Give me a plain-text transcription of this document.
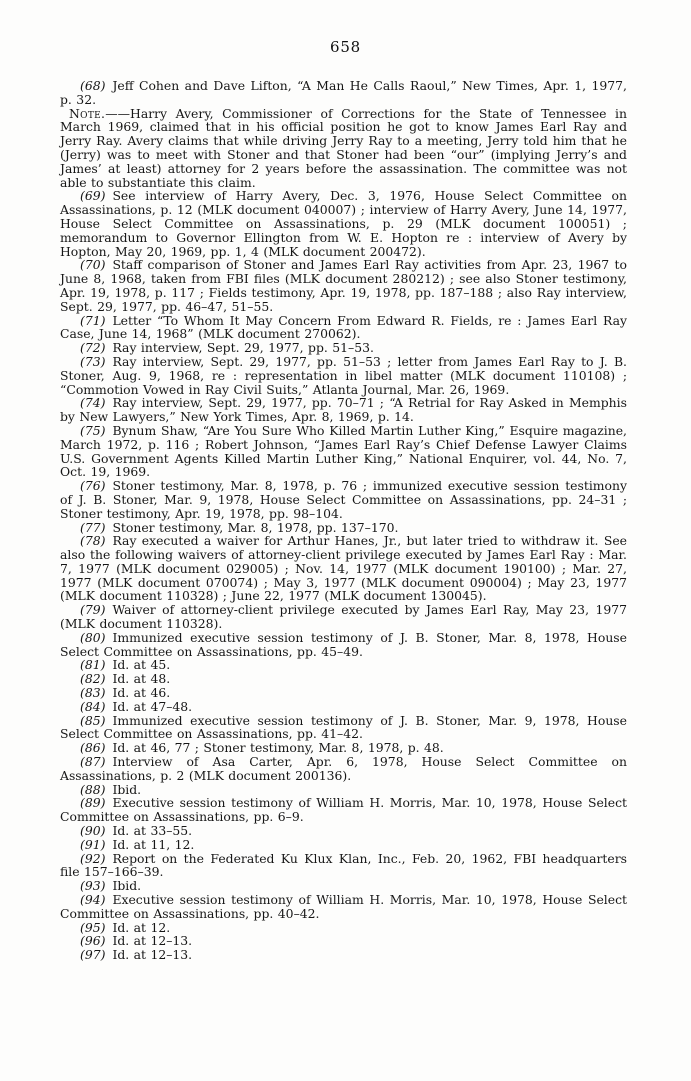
658

(68) Jeff Cohen and Dave Lifton, “A Man He Calls Raoul,” New Times, Apr. 1, 1977, p. 32.

Note.——Harry Avery, Commissioner of Corrections for the State of Tennessee in March 1969, claimed that in his official position he got to know James Earl Ray and Jerry Ray. Avery claims that while driving Jerry Ray to a meeting, Jerry told him that he (Jerry) was to meet with Stoner and that Stoner had been “our” (implying Jerry’s and James’ at least) attorney for 2 years before the assassination. The committee was not able to substantiate this claim.

(69) See interview of Harry Avery, Dec. 3, 1976, House Select Committee on Assassinations, p. 12 (MLK document 040007) ; interview of Harry Avery, June 14, 1977, House Select Committee on Assassinations, p. 29 (MLK document 100051) ; memorandum to Governor Ellington from W. E. Hopton re : interview of Avery by Hopton, May 20, 1969, pp. 1, 4 (MLK document 200472).

(70) Staff comparison of Stoner and James Earl Ray activities from Apr. 23, 1967 to June 8, 1968, taken from FBI files (MLK document 280212) ; see also Stoner testimony, Apr. 19, 1978, p. 117 ; Fields testimony, Apr. 19, 1978, pp. 187–188 ; also Ray interview, Sept. 29, 1977, pp. 46–47, 51–55.

(71) Letter “To Whom It May Concern From Edward R. Fields, re : James Earl Ray Case, June 14, 1968” (MLK document 270062).

(72) Ray interview, Sept. 29, 1977, pp. 51–53.

(73) Ray interview, Sept. 29, 1977, pp. 51–53 ; letter from James Earl Ray to J. B. Stoner, Aug. 9, 1968, re : representation in libel matter (MLK document 110108) ; “Commotion Vowed in Ray Civil Suits,” Atlanta Journal, Mar. 26, 1969.

(74) Ray interview, Sept. 29, 1977, pp. 70–71 ; “A Retrial for Ray Asked in Memphis by New Lawyers,” New York Times, Apr. 8, 1969, p. 14.

(75) Bynum Shaw, “Are You Sure Who Killed Martin Luther King,” Esquire magazine, March 1972, p. 116 ; Robert Johnson, “James Earl Ray’s Chief Defense Lawyer Claims U.S. Government Agents Killed Martin Luther King,” National Enquirer, vol. 44, No. 7, Oct. 19, 1969.

(76) Stoner testimony, Mar. 8, 1978, p. 76 ; immunized executive session testimony of J. B. Stoner, Mar. 9, 1978, House Select Committee on Assassinations, pp. 24–31 ; Stoner testimony, Apr. 19, 1978, pp. 98–104.

(77) Stoner testimony, Mar. 8, 1978, pp. 137–170.

(78) Ray executed a waiver for Arthur Hanes, Jr., but later tried to withdraw it. See also the following waivers of attorney-client privilege executed by James Earl Ray : Mar. 7, 1977 (MLK document 029005) ; Nov. 14, 1977 (MLK document 190100) ; Mar. 27, 1977 (MLK document 070074) ; May 3, 1977 (MLK document 090004) ; May 23, 1977 (MLK document 110328) ; June 22, 1977 (MLK document 130045).

(79) Waiver of attorney-client privilege executed by James Earl Ray, May 23, 1977 (MLK document 110328).

(80) Immunized executive session testimony of J. B. Stoner, Mar. 8, 1978, House Select Committee on Assassinations, pp. 45–49.

(81) Id. at 45.

(82) Id. at 48.

(83) Id. at 46.

(84) Id. at 47–48.

(85) Immunized executive session testimony of J. B. Stoner, Mar. 9, 1978, House Select Committee on Assassinations, pp. 41–42.

(86) Id. at 46, 77 ; Stoner testimony, Mar. 8, 1978, p. 48.

(87) Interview of Asa Carter, Apr. 6, 1978, House Select Committee on Assassinations, p. 2 (MLK document 200136).

(88) Ibid.

(89) Executive session testimony of William H. Morris, Mar. 10, 1978, House Select Committee on Assassinations, pp. 6–9.

(90) Id. at 33–55.

(91) Id. at 11, 12.

(92) Report on the Federated Ku Klux Klan, Inc., Feb. 20, 1962, FBI headquarters file 157–166–39.

(93) Ibid.

(94) Executive session testimony of William H. Morris, Mar. 10, 1978, House Select Committee on Assassinations, pp. 40–42.

(95) Id. at 12.

(96) Id. at 12–13.

(97) Id. at 12–13.
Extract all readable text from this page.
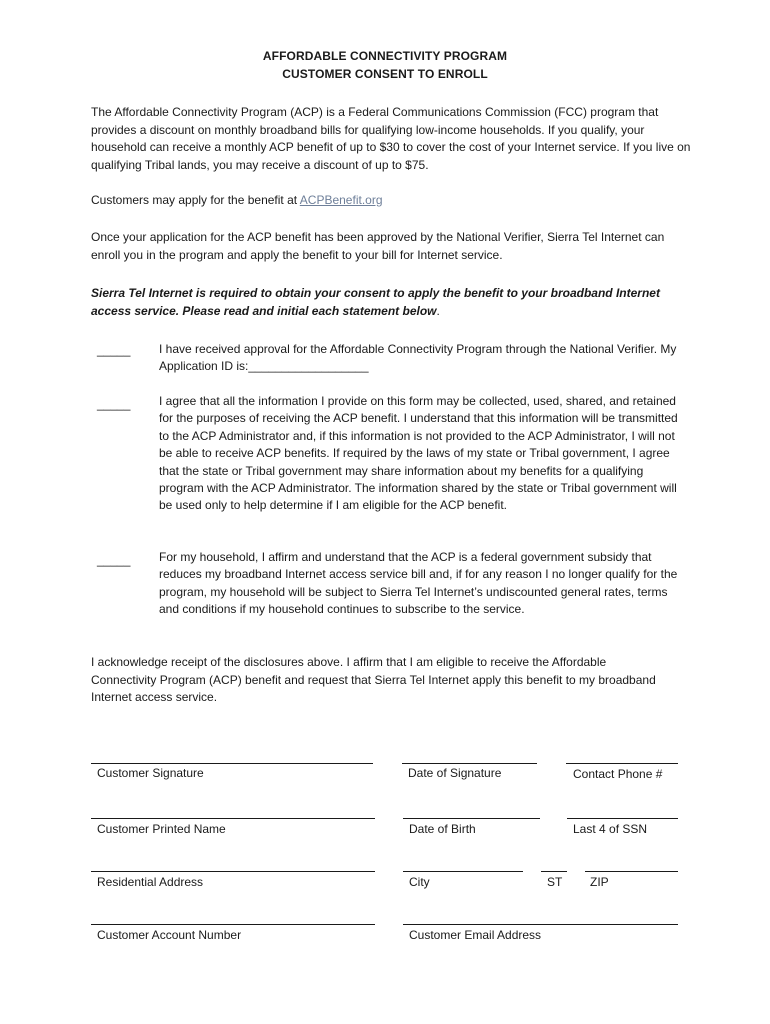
AFFORDABLE CONNECTIVITY PROGRAM
CUSTOMER CONSENT TO ENROLL

The Affordable Connectivity Program (ACP) is a Federal Communications Commission (FCC) program that provides a discount on monthly broadband bills for qualifying low-income households. If you qualify, your household can receive a monthly ACP benefit of up to $30 to cover the cost of your Internet service. If you live on qualifying Tribal lands, you may receive a discount of up to $75.

Customers may apply for the benefit at ACPBenefit.org

Once your application for the ACP benefit has been approved by the National Verifier, Sierra Tel Internet can enroll you in the program and apply the benefit to your bill for Internet service.

Sierra Tel Internet is required to obtain your consent to apply the benefit to your broadband Internet access service. Please read and initial each statement below.

_____ I have received approval for the Affordable Connectivity Program through the National Verifier. My Application ID is:__________________

_____ I agree that all the information I provide on this form may be collected, used, shared, and retained for the purposes of receiving the ACP benefit. I understand that this information will be transmitted to the ACP Administrator and, if this information is not provided to the ACP Administrator, I will not be able to receive ACP benefits. If required by the laws of my state or Tribal government, I agree that the state or Tribal government may share information about my benefits for a qualifying program with the ACP Administrator. The information shared by the state or Tribal government will be used only to help determine if I am eligible for the ACP benefit.

_____ For my household, I affirm and understand that the ACP is a federal government subsidy that reduces my broadband Internet access service bill and, if for any reason I no longer qualify for the program, my household will be subject to Sierra Tel Internet’s undiscounted general rates, terms and conditions if my household continues to subscribe to the service.

I acknowledge receipt of the disclosures above. I affirm that I am eligible to receive the Affordable Connectivity Program (ACP) benefit and request that Sierra Tel Internet apply this benefit to my broadband Internet access service.

Customer Signature	Date of Signature	Contact Phone #
Customer Printed Name	Date of Birth	Last 4 of SSN
Residential Address	City	ST ZIP
Customer Account Number	Customer Email Address
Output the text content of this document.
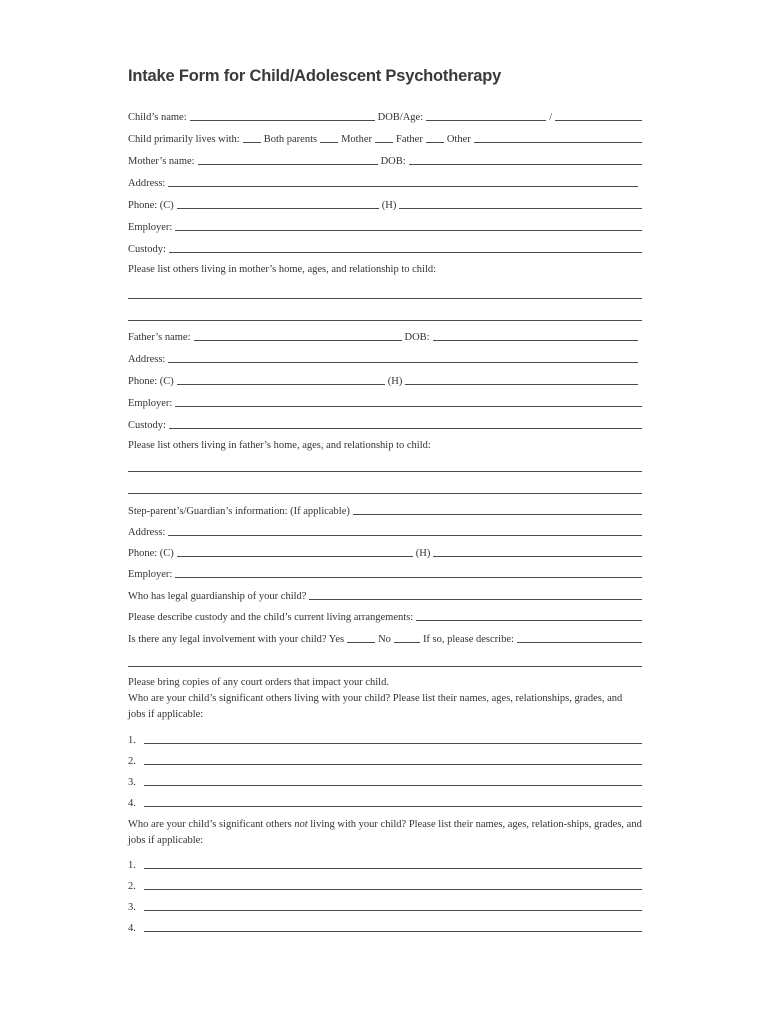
Intake Form for Child/Adolescent Psychotherapy
Child’s name:	DOB/Age:	/
Child primarily lives with: Both parents Mother Father Other
Mother’s name:	DOB:
Address:
Phone: (C)	(H)
Employer:
Custody:
Please list others living in mother’s home, ages, and relationship to child:
Father’s name:	DOB:
Address:
Phone: (C)	(H)
Employer:
Custody:
Please list others living in father’s home, ages, and relationship to child:
Step-parent’s/Guardian’s information: (If applicable)
Address:
Phone: (C)	(H)
Employer:
Who has legal guardianship of your child?
Please describe custody and the child’s current living arrangements:
Is there any legal involvement with your child? Yes	No	If so, please describe:
Please bring copies of any court orders that impact your child.
Who are your child’s significant others living with your child? Please list their names, ages, relationships, grades, and jobs if applicable:
1.
2.
3.
4.
Who are your child’s significant others not living with your child? Please list their names, ages, relation-ships, grades, and jobs if applicable:
1.
2.
3.
4.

====

§ **What is needed**:
List each line holding the string "William".

§ **Exercise output**:
(89) Executive session testimony of William H. Morris, Mar. 10, 1978, House Select Committee on Assassinations, pp. 6–9.
(94) Executive session testimony of William H. Morris, Mar. 10, 1978, House Select Committee on Assassinations, pp. 40–42.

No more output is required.